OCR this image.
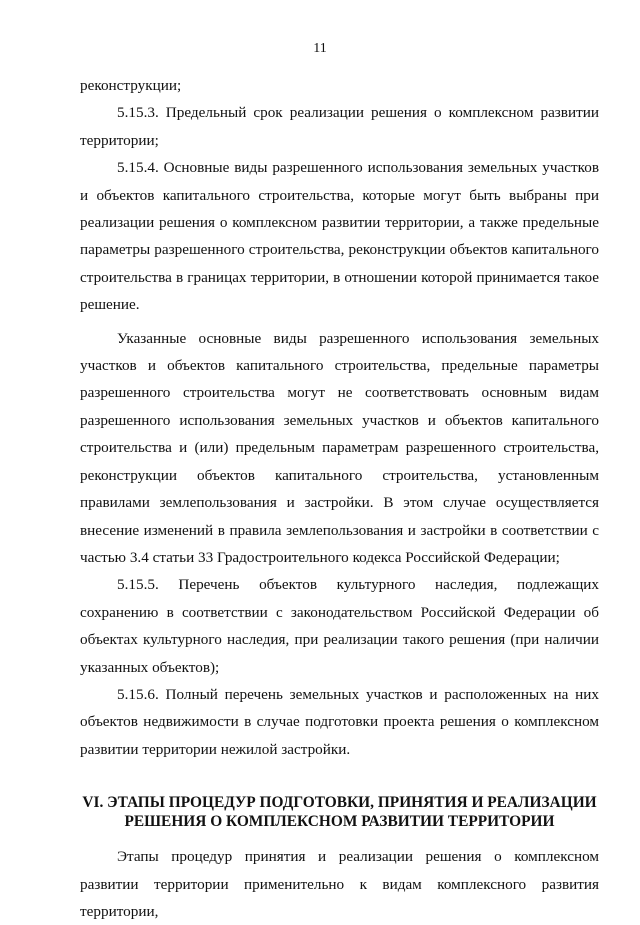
11

реконструкции;

5.15.3. Предельный срок реализации решения о комплексном развитии территории;

5.15.4. Основные виды разрешенного использования земельных участков и объектов капитального строительства, которые могут быть выбраны при реализации решения о комплексном развитии территории, а также предельные параметры разрешенного строительства, реконструкции объектов капитального строительства в границах территории, в отношении которой принимается такое решение.

Указанные основные виды разрешенного использования земельных участков и объектов капитального строительства, предельные параметры разрешенного строительства могут не соответствовать основным видам разрешенного использования земельных участков и объектов капитального строительства и (или) предельным параметрам разрешенного строительства, реконструкции объектов капитального строительства, установленным правилами землепользования и застройки. В этом случае осуществляется внесение изменений в правила землепользования и застройки в соответствии с частью 3.4 статьи 33 Градостроительного кодекса Российской Федерации;

5.15.5. Перечень объектов культурного наследия, подлежащих сохранению в соответствии с законодательством Российской Федерации об объектах культурного наследия, при реализации такого решения (при наличии указанных объектов);

5.15.6. Полный перечень земельных участков и расположенных на них объектов недвижимости в случае подготовки проекта решения о комплексном развитии территории нежилой застройки.

VI. ЭТАПЫ ПРОЦЕДУР ПОДГОТОВКИ, ПРИНЯТИЯ И РЕАЛИЗАЦИИ
РЕШЕНИЯ О КОМПЛЕКСНОМ РАЗВИТИИ ТЕРРИТОРИИ

Этапы процедур принятия и реализации решения о комплексном развитии территории применительно к видам комплексного развития территории,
· · ·
Repeat each entry precisely as it appears. Leave the pictures out.

OCR this image.
11

реконструкции;

5.15.3. Предельный срок реализации решения о комплексном развитии территории;

5.15.4. Основные виды разрешенного использования земельных участков и объектов капитального строительства, которые могут быть выбраны при реализации решения о комплексном развитии территории, а также предельные параметры разрешенного строительства, реконструкции объектов капитального строительства в границах территории, в отношении которой принимается такое решение.

Указанные основные виды разрешенного использования земельных участков и объектов капитального строительства, предельные параметры разрешенного строительства могут не соответствовать основным видам разрешенного использования земельных участков и объектов капитального строительства и (или) предельным параметрам разрешенного строительства, реконструкции объектов капитального строительства, установленным правилами землепользования и застройки. В этом случае осуществляется внесение изменений в правила землепользования и застройки в соответствии с частью 3.4 статьи 33 Градостроительного кодекса Российской Федерации;

5.15.5. Перечень объектов культурного наследия, подлежащих сохранению в соответствии с законодательством Российской Федерации об объектах культурного наследия, при реализации такого решения (при наличии указанных объектов);

5.15.6. Полный перечень земельных участков и расположенных на них объектов недвижимости в случае подготовки проекта решения о комплексном развитии территории нежилой застройки.

VI. ЭТАПЫ ПРОЦЕДУР ПОДГОТОВКИ, ПРИНЯТИЯ И РЕАЛИЗАЦИИ
РЕШЕНИЯ О КОМПЛЕКСНОМ РАЗВИТИИ ТЕРРИТОРИИ

Этапы процедур принятия и реализации решения о комплексном развитии территории применительно к видам комплексного развития территории,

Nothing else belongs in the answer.